* Task requirements
Without including any images, repeat the data exactly.

[Dataset entries]

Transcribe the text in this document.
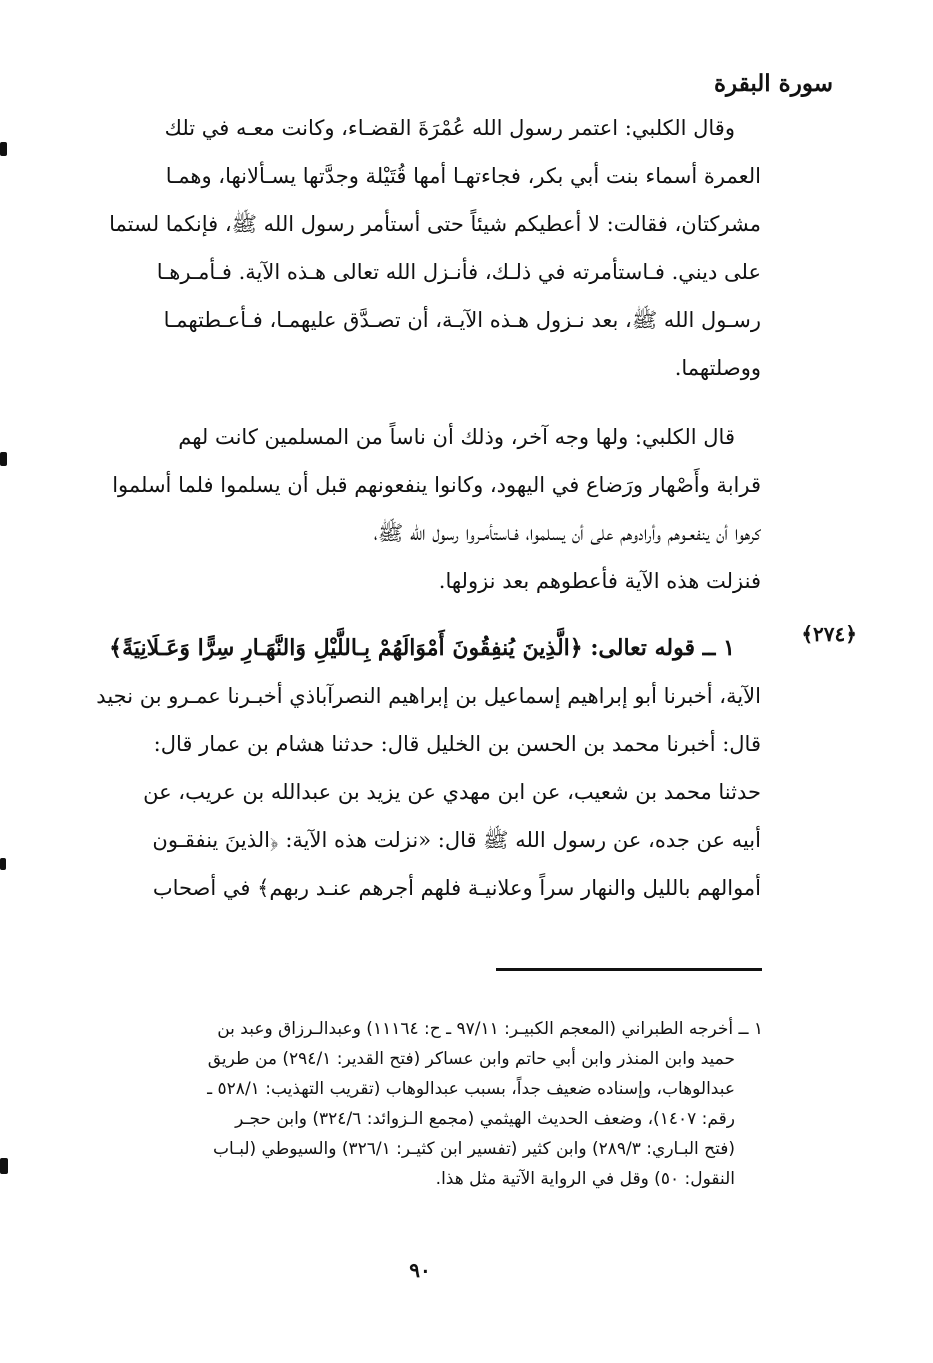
سورة البقرة
وقال الكلبي: اعتمر رسول الله عُمْرَةَ القضـاء، وكانت معـه في تلك
العمرة أسماء بنت أبي بكر، فجاءتهـا أمها قُتَيْلة وجدَّتها يسـألانها، وهمـا
مشركتان، فقالت: لا أعطيكم شيئاً حتى أستأمر رسول الله ﷺ، فإنكما لستما
على ديني. فـاستأمرته في ذلـك، فأنـزل الله تعالى هـذه الآية. فـأمـرهـا
رسـول الله ﷺ، بعد نـزول هـذه الآيـة، أن تصـدَّق عليهمـا، فـأعـطتهمـا
ووصلتهما.
قال الكلبي: ولها وجه آخر، وذلك أن ناساً من المسلمين كانت لهم
قرابة وأَصْهار ورَضاع في اليهود، وكانوا ينفعونهم قبل أن يسلموا فلما أسلموا
كرهوا أن ينفعـوهم وأرادوهم على أن يسلموا، فـاستأمـروا رسول الله ﷺ،
فنزلت هذه الآية فأعطوهم بعد نزولها.
﴿٢٧٤﴾
١ ــ قوله تعالى: ﴿الَّذِينَ يُنفِقُونَ أَمْوَالَهُمْ بِـاللَّيْلِ وَالنَّهَـارِ سِرًّا وَعَـلَانِيَةً﴾
الآية، أخبرنا أبو إبراهيم إسماعيل بن إبراهيم النصرآباذي أخبـرنا عمـرو بن نجيد
قال: أخبرنا محمد بن الحسن بن الخليل قال: حدثنا هشام بن عمار قال:
حدثنا محمد بن شعيب، عن ابن مهدي عن يزيد بن عبدالله بن عريب، عن
أبيه عن جده، عن رسول الله ﷺ قال: «نزلت هذه الآية: ﴿الذينَ ينفقـون
أموالهم بالليل والنهار سراً وعلانيـة فلهم أجرهم عنـد ربهم﴾ في أصحاب
١ ــ أخرجه الطبراني (المعجم الكبيـر: ٩٧/١١ ـ ح: ١١١٦٤) وعبدالـرزاق وعبد بن
حميد وابن المنذر وابن أبي حاتم وابن عساكر (فتح القدير: ٢٩٤/١) من طريق
عبدالوهاب، وإسناده ضعيف جداً، بسبب عبدالوهاب (تقريب التهذيب: ٥٢٨/١ ـ
رقم: ١٤٠٧)، وضعف الحديث الهيثمي (مجمع الـزوائد: ٣٢٤/٦) وابن حجـر
(فتح البـاري: ٢٨٩/٣) وابن كثير (تفسير ابن كثيـر: ٣٢٦/١) والسيوطي (لبـاب
النقول: ٥٠) وقل في الرواية الآتية مثل هذا.
٩٠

* Exercise answer
Transcribe the text in this document.
سورة البقرة
وقال الكلبي: اعتمر رسول الله عُمْرَةَ القضـاء، وكانت معـه في تلك
العمرة أسماء بنت أبي بكر، فجاءتهـا أمها قُتَيْلة وجدَّتها يسـألانها، وهمـا
مشركتان، فقالت: لا أعطيكم شيئاً حتى أستأمر رسول الله ﷺ، فإنكما لستما
على ديني. فـاستأمرته في ذلـك، فأنـزل الله تعالى هـذه الآية. فـأمـرهـا
رسـول الله ﷺ، بعد نـزول هـذه الآيـة، أن تصـدَّق عليهمـا، فـأعـطتهمـا
ووصلتهما.
قال الكلبي: ولها وجه آخر، وذلك أن ناساً من المسلمين كانت لهم
قرابة وأَصْهار ورَضاع في اليهود، وكانوا ينفعونهم قبل أن يسلموا فلما أسلموا
كرهوا أن ينفعـوهم وأرادوهم على أن يسلموا، فـاستأمـروا رسول الله ﷺ،
فنزلت هذه الآية فأعطوهم بعد نزولها.
﴿٢٧٤﴾
١ ــ قوله تعالى: ﴿الَّذِينَ يُنفِقُونَ أَمْوَالَهُمْ بِـاللَّيْلِ وَالنَّهَـارِ سِرًّا وَعَـلَانِيَةً﴾
الآية، أخبرنا أبو إبراهيم إسماعيل بن إبراهيم النصرآباذي أخبـرنا عمـرو بن نجيد
قال: أخبرنا محمد بن الحسن بن الخليل قال: حدثنا هشام بن عمار قال:
حدثنا محمد بن شعيب، عن ابن مهدي عن يزيد بن عبدالله بن عريب، عن
أبيه عن جده، عن رسول الله ﷺ قال: «نزلت هذه الآية: ﴿الذينَ ينفقـون
أموالهم بالليل والنهار سراً وعلانيـة فلهم أجرهم عنـد ربهم﴾ في أصحاب
١ ــ أخرجه الطبراني (المعجم الكبيـر: ٩٧/١١ ـ ح: ١١١٦٤) وعبدالـرزاق وعبد بن
حميد وابن المنذر وابن أبي حاتم وابن عساكر (فتح القدير: ٢٩٤/١) من طريق
عبدالوهاب، وإسناده ضعيف جداً، بسبب عبدالوهاب (تقريب التهذيب: ٥٢٨/١ ـ
رقم: ١٤٠٧)، وضعف الحديث الهيثمي (مجمع الـزوائد: ٣٢٤/٦) وابن حجـر
(فتح البـاري: ٢٨٩/٣) وابن كثير (تفسير ابن كثيـر: ٣٢٦/١) والسيوطي (لبـاب
النقول: ٥٠) وقل في الرواية الآتية مثل هذا.
٩٠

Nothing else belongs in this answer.